— BEGIN Selected extract —

Kriebstein Castle () is a castle in Kriebstein near the town of Waldheim in the German state of Saxony.

Location 
The castle rises above steep crags over the River Zschopau. Within the topographical grouping of hill castles it is classified as a spur castle because it lies on the extreme end of a hill spur surrounded on three sides by the Zschopau that flows around the spur in a large bow.

— END Selected extract —
— BEGIN Input material —

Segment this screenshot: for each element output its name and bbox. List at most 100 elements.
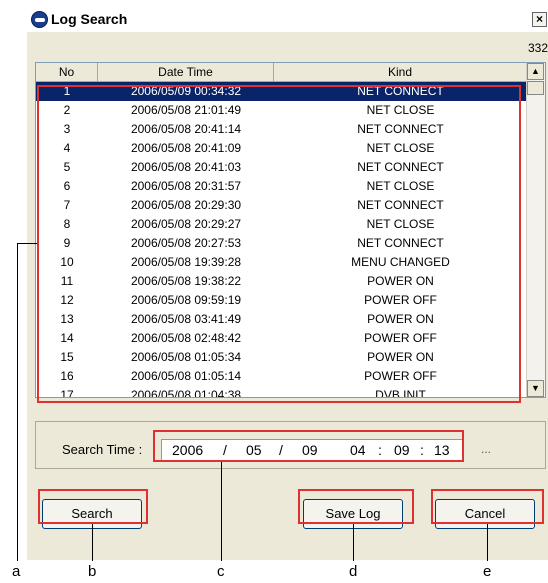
cell-no: 12 xyxy=(60,293,74,307)
cell-datetime: 2006/05/08 20:29:27 xyxy=(130,217,242,231)
cell-no: 14 xyxy=(60,331,74,345)
cell-datetime: 2006/05/08 02:48:42 xyxy=(130,331,242,345)
cell-no: 1 xyxy=(63,84,71,98)
cell-no: 17 xyxy=(60,388,74,398)
cell-datetime: 2006/05/08 09:59:19 xyxy=(130,293,242,307)
table-row[interactable]: 3 2006/05/08 20:41:14 NET CONNECT xyxy=(36,120,527,139)
table-row[interactable]: 12 2006/05/08 09:59:19 POWER OFF xyxy=(36,291,527,310)
annotation-a: a xyxy=(12,563,21,580)
cell-datetime: 2006/05/08 19:38:22 xyxy=(130,274,242,288)
cell-kind: POWER ON xyxy=(367,312,434,326)
date-separator: / xyxy=(279,442,283,458)
second-field[interactable]: 13 xyxy=(434,442,450,458)
column-header-kind[interactable]: Kind xyxy=(274,63,527,82)
minute-field[interactable]: 09 xyxy=(394,442,410,458)
cell-datetime: 2006/05/08 20:31:57 xyxy=(130,179,242,193)
table-row[interactable]: 13 2006/05/08 03:41:49 POWER ON xyxy=(36,310,527,329)
vertical-scrollbar[interactable]: ▲ ▼ xyxy=(526,63,545,397)
cell-datetime: 2006/05/08 20:41:09 xyxy=(130,141,242,155)
cell-no: 8 xyxy=(63,217,71,231)
scroll-down-icon[interactable]: ▼ xyxy=(527,380,544,397)
table-row[interactable]: 17 2006/05/08 01:04:38 DVB INIT xyxy=(36,386,527,398)
cell-no: 7 xyxy=(63,198,71,212)
scroll-up-icon[interactable]: ▲ xyxy=(527,63,544,80)
leader-line-a-horizontal xyxy=(17,243,37,244)
cell-kind: NET CONNECT xyxy=(357,84,444,98)
annotation-c: c xyxy=(217,563,225,580)
table-row[interactable]: 5 2006/05/08 20:41:03 NET CONNECT xyxy=(36,158,527,177)
cell-kind: NET CLOSE xyxy=(366,179,435,193)
table-row[interactable]: 9 2006/05/08 20:27:53 NET CONNECT xyxy=(36,234,527,253)
cell-no: 4 xyxy=(63,141,71,155)
log-list[interactable]: No Date Time Kind 1 2006/05/09 00:34:32 NE… xyxy=(35,62,546,398)
cell-datetime: 2006/05/08 20:29:30 xyxy=(130,198,242,212)
table-row[interactable]: 11 2006/05/08 19:38:22 POWER ON xyxy=(36,272,527,291)
leader-line-b xyxy=(92,524,93,561)
list-header: No Date Time Kind xyxy=(36,63,527,82)
cell-datetime: 2006/05/08 01:04:38 xyxy=(130,388,242,398)
cell-kind: DVB INIT xyxy=(375,388,426,398)
title-bar: Log Search × xyxy=(27,8,548,32)
cell-datetime: 2006/05/08 01:05:34 xyxy=(130,350,242,364)
cell-no: 9 xyxy=(63,236,71,250)
cell-kind: NET CONNECT xyxy=(357,122,444,136)
cell-kind: NET CONNECT xyxy=(357,198,444,212)
year-field[interactable]: 2006 xyxy=(172,442,203,458)
search-time-field[interactable]: 2006 / 05 / 09 04 : 09 : 13 xyxy=(161,439,463,461)
column-header-no[interactable]: No xyxy=(36,63,98,82)
cell-no: 15 xyxy=(60,350,74,364)
scroll-thumb[interactable] xyxy=(527,81,544,95)
table-row[interactable]: 7 2006/05/08 20:29:30 NET CONNECT xyxy=(36,196,527,215)
annotation-d: d xyxy=(349,563,358,580)
cell-kind: NET CLOSE xyxy=(366,217,435,231)
cell-datetime: 2006/05/08 01:05:14 xyxy=(130,369,242,383)
cell-datetime: 2006/05/08 20:27:53 xyxy=(130,236,242,250)
list-rows: 1 2006/05/09 00:34:32 NET CONNECT 2 2006/05/… xyxy=(36,82,527,398)
cell-kind: POWER OFF xyxy=(364,331,437,345)
cell-kind: NET CLOSE xyxy=(366,141,435,155)
log-search-dialog: Log Search × 332 No Date Time Kind 1 2006… xyxy=(27,8,548,560)
close-button[interactable]: × xyxy=(532,12,547,27)
cell-kind: NET CONNECT xyxy=(357,236,444,250)
table-row[interactable]: 8 2006/05/08 20:29:27 NET CLOSE xyxy=(36,215,527,234)
cell-datetime: 2006/05/08 20:41:14 xyxy=(130,122,242,136)
annotation-b: b xyxy=(88,563,97,580)
more-button[interactable]: ... xyxy=(481,442,491,456)
leader-line-e xyxy=(487,524,488,561)
cell-no: 2 xyxy=(63,103,71,117)
table-row[interactable]: 6 2006/05/08 20:31:57 NET CLOSE xyxy=(36,177,527,196)
annotation-e: e xyxy=(483,563,492,580)
table-row[interactable]: 10 2006/05/08 19:39:28 MENU CHANGED xyxy=(36,253,527,272)
hour-field[interactable]: 04 xyxy=(350,442,366,458)
month-field[interactable]: 05 xyxy=(246,442,262,458)
table-row[interactable]: 1 2006/05/09 00:34:32 NET CONNECT xyxy=(36,82,527,101)
search-panel: Search Time : 2006 / 05 / 09 04 : 09 : 1… xyxy=(35,421,546,469)
time-separator: : xyxy=(420,442,424,458)
cell-datetime: 2006/05/08 19:39:28 xyxy=(130,255,242,269)
table-row[interactable]: 4 2006/05/08 20:41:09 NET CLOSE xyxy=(36,139,527,158)
date-separator: / xyxy=(223,442,227,458)
cell-datetime: 2006/05/08 21:01:49 xyxy=(130,103,242,117)
cell-datetime: 2006/05/08 20:41:03 xyxy=(130,160,242,174)
table-row[interactable]: 2 2006/05/08 21:01:49 NET CLOSE xyxy=(36,101,527,120)
cell-no: 16 xyxy=(60,369,74,383)
cell-no: 5 xyxy=(63,160,71,174)
table-row[interactable]: 16 2006/05/08 01:05:14 POWER OFF xyxy=(36,367,527,386)
table-row[interactable]: 14 2006/05/08 02:48:42 POWER OFF xyxy=(36,329,527,348)
app-icon xyxy=(31,11,48,28)
column-header-datetime[interactable]: Date Time xyxy=(98,63,274,82)
cell-kind: MENU CHANGED xyxy=(351,255,450,269)
leader-line-c xyxy=(221,462,222,561)
leader-line-d xyxy=(353,524,354,561)
cell-no: 11 xyxy=(60,274,74,288)
table-row[interactable]: 15 2006/05/08 01:05:34 POWER ON xyxy=(36,348,527,367)
cell-kind: NET CLOSE xyxy=(366,103,435,117)
cell-no: 6 xyxy=(63,179,71,193)
leader-line-a xyxy=(17,243,18,561)
cell-kind: POWER ON xyxy=(367,274,434,288)
day-field[interactable]: 09 xyxy=(302,442,318,458)
cancel-button[interactable]: Cancel xyxy=(435,499,535,529)
record-count: 332 xyxy=(527,41,548,55)
time-separator: : xyxy=(378,442,382,458)
cell-datetime: 2006/05/08 03:41:49 xyxy=(130,312,242,326)
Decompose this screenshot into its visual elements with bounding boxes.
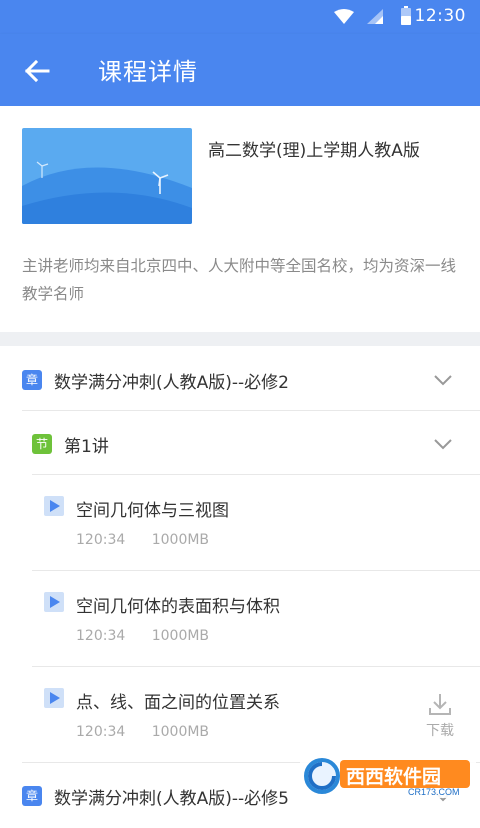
play-icon xyxy=(44,496,64,516)
course-description: 主讲老师均来自北京四中、人大附中等全国名校，均为资深一线教学名师 xyxy=(22,257,457,303)
play-icon xyxy=(44,592,64,612)
lesson-meta: 120:34 1000MB xyxy=(76,628,231,644)
battery-icon xyxy=(401,6,411,25)
course-title: 高二数学(理)上学期人教A版 xyxy=(208,141,420,161)
lesson-size: 1000MB xyxy=(151,628,210,644)
lesson-item[interactable]: 空间几何体与三视图 120:34 1000MB xyxy=(0,476,480,572)
download-label: 下载 xyxy=(426,723,454,739)
divider xyxy=(32,666,480,667)
section-row[interactable]: 节 第1讲 xyxy=(0,412,480,476)
course-thumbnail[interactable] xyxy=(22,128,192,224)
lesson-title: 空间几何体的表面积与体积 xyxy=(76,597,280,617)
section-label: 第1讲 xyxy=(64,437,109,457)
course-info: 高二数学(理)上学期人教A版 主讲老师均来自北京四中、人大附中等全国名校，均为资… xyxy=(0,106,480,332)
lesson-size: 1000MB xyxy=(151,532,210,548)
divider xyxy=(32,474,480,475)
lesson-title: 点、线、面之间的位置关系 xyxy=(76,693,280,713)
wifi-icon xyxy=(334,9,354,24)
download-button[interactable]: 下载 xyxy=(420,692,460,740)
chevron-down-icon[interactable] xyxy=(433,438,453,450)
app-bar: 课程详情 xyxy=(0,34,480,106)
lesson-duration: 120:34 xyxy=(76,532,126,548)
status-bar: 12:30 xyxy=(0,0,480,34)
chapter-badge: 章 xyxy=(22,786,42,806)
signal-icon xyxy=(367,9,383,24)
lesson-meta: 120:34 1000MB xyxy=(76,724,231,740)
watermark-url: CR173.COM xyxy=(408,787,460,797)
back-button[interactable] xyxy=(20,54,54,88)
chapter-badge: 章 xyxy=(22,370,42,390)
section-divider xyxy=(0,332,480,346)
divider xyxy=(22,410,480,411)
lesson-item[interactable]: 点、线、面之间的位置关系 120:34 1000MB 下载 xyxy=(0,668,480,764)
arrow-left-icon xyxy=(24,59,50,83)
divider xyxy=(32,570,480,571)
watermark-text: 西西软件园 xyxy=(346,766,442,788)
watermark-logo: 西西软件园 CR173.COM xyxy=(300,754,476,798)
lesson-item[interactable]: 空间几何体的表面积与体积 120:34 1000MB xyxy=(0,572,480,668)
section-badge: 节 xyxy=(32,434,52,454)
play-icon xyxy=(44,688,64,708)
lesson-meta: 120:34 1000MB xyxy=(76,532,231,548)
chapter-row[interactable]: 章 数学满分冲刺(人教A版)--必修2 xyxy=(0,348,480,412)
page-title: 课程详情 xyxy=(98,58,198,86)
lesson-duration: 120:34 xyxy=(76,724,126,740)
chevron-down-icon[interactable] xyxy=(433,374,453,386)
lesson-duration: 120:34 xyxy=(76,628,126,644)
lesson-title: 空间几何体与三视图 xyxy=(76,501,229,521)
status-time: 12:30 xyxy=(414,6,466,26)
chapter-label: 数学满分冲刺(人教A版)--必修2 xyxy=(54,373,289,393)
chapter-label: 数学满分冲刺(人教A版)--必修5 xyxy=(54,789,289,809)
lesson-size: 1000MB xyxy=(151,724,210,740)
download-icon xyxy=(429,694,451,715)
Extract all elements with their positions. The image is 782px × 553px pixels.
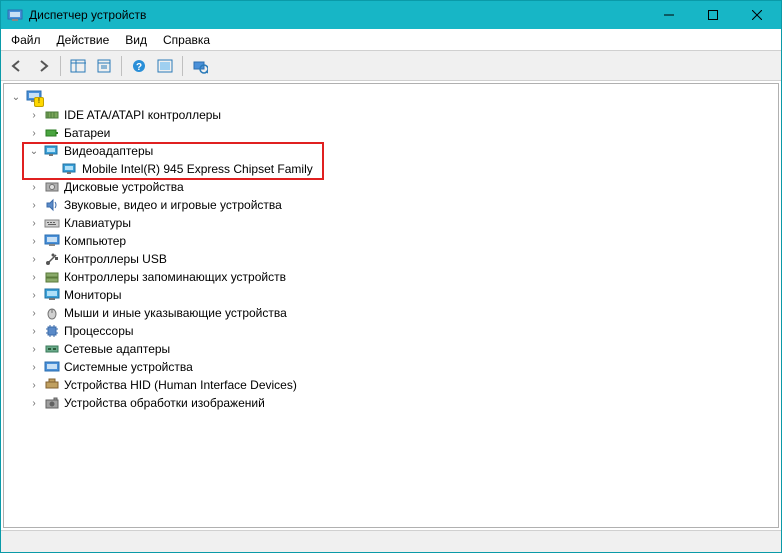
scan-hardware-button[interactable] <box>188 54 212 78</box>
tree-item-ide[interactable]: › IDE ATA/ATAPI контроллеры <box>4 106 778 124</box>
collapse-icon[interactable]: ⌄ <box>10 92 22 103</box>
tree-item-keyboards[interactable]: › Клавиатуры <box>4 214 778 232</box>
toolbar: ? <box>1 51 781 81</box>
tree-item-system-devices[interactable]: › Системные устройства <box>4 358 778 376</box>
separator <box>121 56 122 76</box>
separator <box>182 56 183 76</box>
forward-button[interactable] <box>31 54 55 78</box>
monitor-icon <box>44 287 60 303</box>
battery-icon <box>44 125 60 141</box>
tree-item-hid[interactable]: › Устройства HID (Human Interface Device… <box>4 376 778 394</box>
ide-controller-icon <box>44 107 60 123</box>
hid-icon <box>44 377 60 393</box>
tree-item-label: Компьютер <box>64 234 126 248</box>
menubar: Файл Действие Вид Справка <box>1 29 781 51</box>
tree-item-label: Устройства HID (Human Interface Devices) <box>64 378 297 392</box>
tree-item-label: Контроллеры USB <box>64 252 167 266</box>
computer-icon: ! <box>26 89 42 105</box>
processor-icon <box>44 323 60 339</box>
computer-icon <box>44 233 60 249</box>
collapse-icon[interactable]: ⌄ <box>28 146 40 157</box>
expand-icon[interactable]: › <box>28 362 40 373</box>
tree-item-network-adapters[interactable]: › Сетевые адаптеры <box>4 340 778 358</box>
tree-item-label: Mobile Intel(R) 945 Express Chipset Fami… <box>82 162 313 176</box>
tree-item-disk-drives[interactable]: › Дисковые устройства <box>4 178 778 196</box>
minimize-button[interactable] <box>647 1 691 29</box>
expand-icon[interactable]: › <box>28 326 40 337</box>
expand-icon[interactable]: › <box>28 290 40 301</box>
device-manager-window: Диспетчер устройств Файл Действие Вид Сп… <box>0 0 782 553</box>
tree-item-label: Клавиатуры <box>64 216 131 230</box>
expand-icon[interactable]: › <box>28 308 40 319</box>
tree-item-label: Контроллеры запоминающих устройств <box>64 270 286 284</box>
keyboard-icon <box>44 215 60 231</box>
close-button[interactable] <box>735 1 779 29</box>
maximize-button[interactable] <box>691 1 735 29</box>
separator <box>60 56 61 76</box>
display-adapter-icon <box>62 161 78 177</box>
expand-icon[interactable]: › <box>28 272 40 283</box>
properties-button[interactable] <box>92 54 116 78</box>
expand-icon[interactable]: › <box>28 200 40 211</box>
tree-item-storage-controllers[interactable]: › Контроллеры запоминающих устройств <box>4 268 778 286</box>
system-device-icon <box>44 359 60 375</box>
expand-icon[interactable]: › <box>28 218 40 229</box>
tree-item-label: Сетевые адаптеры <box>64 342 170 356</box>
app-icon <box>7 7 23 23</box>
storage-controller-icon <box>44 269 60 285</box>
tree-item-usb-controllers[interactable]: › Контроллеры USB <box>4 250 778 268</box>
expand-icon[interactable]: › <box>28 128 40 139</box>
tree-item-label: IDE ATA/ATAPI контроллеры <box>64 108 221 122</box>
expand-icon[interactable]: › <box>28 254 40 265</box>
tree-item-label: Мыши и иные указывающие устройства <box>64 306 287 320</box>
expand-icon[interactable]: › <box>28 236 40 247</box>
tree-item-label: Мониторы <box>64 288 121 302</box>
tree-root[interactable]: ⌄ ! <box>4 88 778 106</box>
sound-icon <box>44 197 60 213</box>
menu-view[interactable]: Вид <box>117 31 155 49</box>
expand-icon[interactable]: › <box>28 344 40 355</box>
tree-item-label: Дисковые устройства <box>64 180 184 194</box>
network-adapter-icon <box>44 341 60 357</box>
menu-help[interactable]: Справка <box>155 31 218 49</box>
imaging-device-icon <box>44 395 60 411</box>
mouse-icon <box>44 305 60 321</box>
svg-text:?: ? <box>136 62 142 73</box>
tree-item-computer[interactable]: › Компьютер <box>4 232 778 250</box>
display-adapter-icon <box>44 143 60 159</box>
statusbar <box>1 530 781 552</box>
tree-item-label: Звуковые, видео и игровые устройства <box>64 198 282 212</box>
tree-item-batteries[interactable]: › Батареи <box>4 124 778 142</box>
tree-item-label: Системные устройства <box>64 360 193 374</box>
usb-icon <box>44 251 60 267</box>
device-tree: ⌄ ! › IDE ATA/ATAPI контроллеры › Батаре… <box>4 88 778 412</box>
tree-item-mice[interactable]: › Мыши и иные указывающие устройства <box>4 304 778 322</box>
expand-icon[interactable]: › <box>28 110 40 121</box>
expand-icon[interactable]: › <box>28 182 40 193</box>
window-title: Диспетчер устройств <box>29 8 647 22</box>
tree-item-label: Видеоадаптеры <box>64 144 153 158</box>
tree-item-imaging[interactable]: › Устройства обработки изображений <box>4 394 778 412</box>
tree-item-monitors[interactable]: › Мониторы <box>4 286 778 304</box>
help-button[interactable]: ? <box>127 54 151 78</box>
show-hide-tree-button[interactable] <box>66 54 90 78</box>
tree-item-label: Процессоры <box>64 324 134 338</box>
tree-item-label: Батареи <box>64 126 110 140</box>
device-tree-panel[interactable]: ⌄ ! › IDE ATA/ATAPI контроллеры › Батаре… <box>3 83 779 528</box>
expand-icon[interactable]: › <box>28 380 40 391</box>
menu-file[interactable]: Файл <box>3 31 49 49</box>
tree-item-intel-945[interactable]: Mobile Intel(R) 945 Express Chipset Fami… <box>4 160 778 178</box>
expand-icon[interactable]: › <box>28 398 40 409</box>
tree-item-sound[interactable]: › Звуковые, видео и игровые устройства <box>4 196 778 214</box>
disk-drive-icon <box>44 179 60 195</box>
tree-item-label: Устройства обработки изображений <box>64 396 265 410</box>
menu-action[interactable]: Действие <box>49 31 118 49</box>
back-button[interactable] <box>5 54 29 78</box>
tree-item-display-adapters[interactable]: ⌄ Видеоадаптеры <box>4 142 778 160</box>
action-center-button[interactable] <box>153 54 177 78</box>
tree-item-processors[interactable]: › Процессоры <box>4 322 778 340</box>
titlebar: Диспетчер устройств <box>1 1 781 29</box>
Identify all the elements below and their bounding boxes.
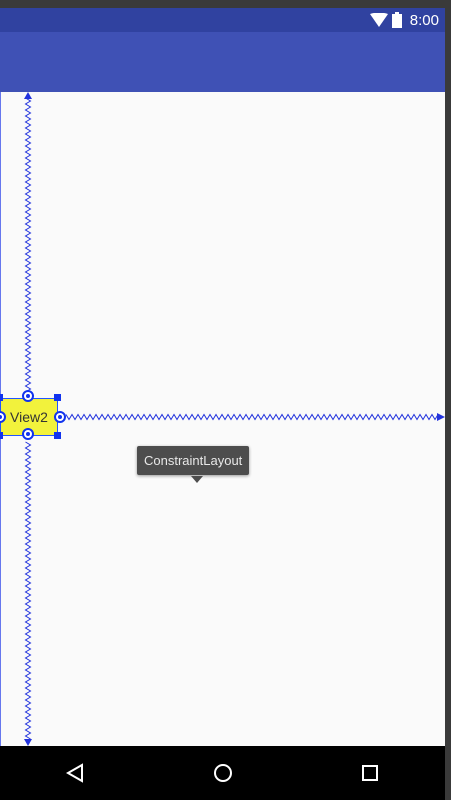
back-icon[interactable] (61, 759, 89, 787)
top-constraint-zigzag (24, 97, 32, 393)
resize-handle-top-left[interactable] (0, 394, 3, 401)
status-bar: 8:00 (0, 8, 445, 32)
resize-handle-bottom-left[interactable] (0, 432, 3, 439)
app-bar (0, 32, 445, 92)
constraint-layout-tooltip: ConstraintLayout (137, 446, 250, 475)
recents-icon[interactable] (356, 759, 384, 787)
device-frame-edge (445, 0, 451, 800)
device-screen: 8:00 View2 ConstraintLayout (0, 0, 445, 800)
navigation-bar (0, 746, 445, 800)
top-constraint-arrow (24, 92, 32, 99)
wifi-icon (369, 13, 388, 27)
widget-handles (0, 390, 66, 440)
resize-handle-bottom-right[interactable] (54, 432, 61, 439)
bottom-constraint-zigzag (24, 441, 32, 740)
right-constraint-zigzag (65, 413, 439, 421)
status-icons: 8:00 (369, 8, 439, 32)
right-constraint-arrow (437, 413, 445, 421)
status-time: 8:00 (409, 11, 439, 29)
resize-handle-top-right[interactable] (54, 394, 61, 401)
battery-icon (391, 12, 402, 28)
tooltip-arrow (191, 476, 203, 483)
bottom-constraint-arrow (24, 739, 32, 746)
layout-canvas[interactable]: View2 ConstraintLayout (0, 92, 445, 746)
home-icon[interactable] (209, 759, 237, 787)
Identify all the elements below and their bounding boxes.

— END Input material —

Objective 1:
According to the Kriebstein Castle text, is each statement true? (a) The castle lies near the town of Waldheim. (b) The River Zschopau surrounds the hill spur on all four sides. (c) The castle is in the German state of Bavaria. Answer yes or no for each and quote the words that decide it.
Objective 2:
Format the listing lines as a numbered list, starting at the line containing "back-icon[interactable] (61, 759, 89, 787)" and ending at the line containing "tooltip-arrow (191, 476, 203, 483)".
The listings have no connection to the Kriebstein Castle text.

Full output 1:
(a) Yes: "in Kriebstein near the town of Waldheim"
(b) No: "surrounded on three sides by the Zschopau"
(c) No: "in the German state of Saxony"

Full output 2:
1. back-icon[interactable] (61, 759, 89, 787)
2. top-constraint-zigzag (24, 97, 32, 393)
3. resize-handle-top-left[interactable] (0, 394, 3, 401)
4. status-bar: 8:00 (0, 8, 445, 32)
5. resize-handle-bottom-left[interactable] (0, 432, 3, 439)
6. app-bar (0, 32, 445, 92)
7. constraint-layout-tooltip: ConstraintLayout (137, 446, 250, 475)
8. recents-icon[interactable] (356, 759, 384, 787)
9. device-frame-edge (445, 0, 451, 800)
10. device-screen: 8:00 View2 ConstraintLayout (0, 0, 445, 800)
11. navigation-bar (0, 746, 445, 800)
12. top-constraint-arrow (24, 92, 32, 99)
13. wifi-icon (369, 13, 388, 27)
14. widget-handles (0, 390, 66, 440)
15. resize-handle-bottom-right[interactable] (54, 432, 61, 439)
16. bottom-constraint-zigzag (24, 441, 32, 740)
17. right-constraint-zigzag (65, 413, 439, 421)
18. status-icons: 8:00 (369, 8, 439, 32)
19. right-constraint-arrow (437, 413, 445, 421)
20. status-time: 8:00 (409, 11, 439, 29)
21. resize-handle-top-right[interactable] (54, 394, 61, 401)
22. battery-icon (391, 12, 402, 28)
23. tooltip-arrow (191, 476, 203, 483)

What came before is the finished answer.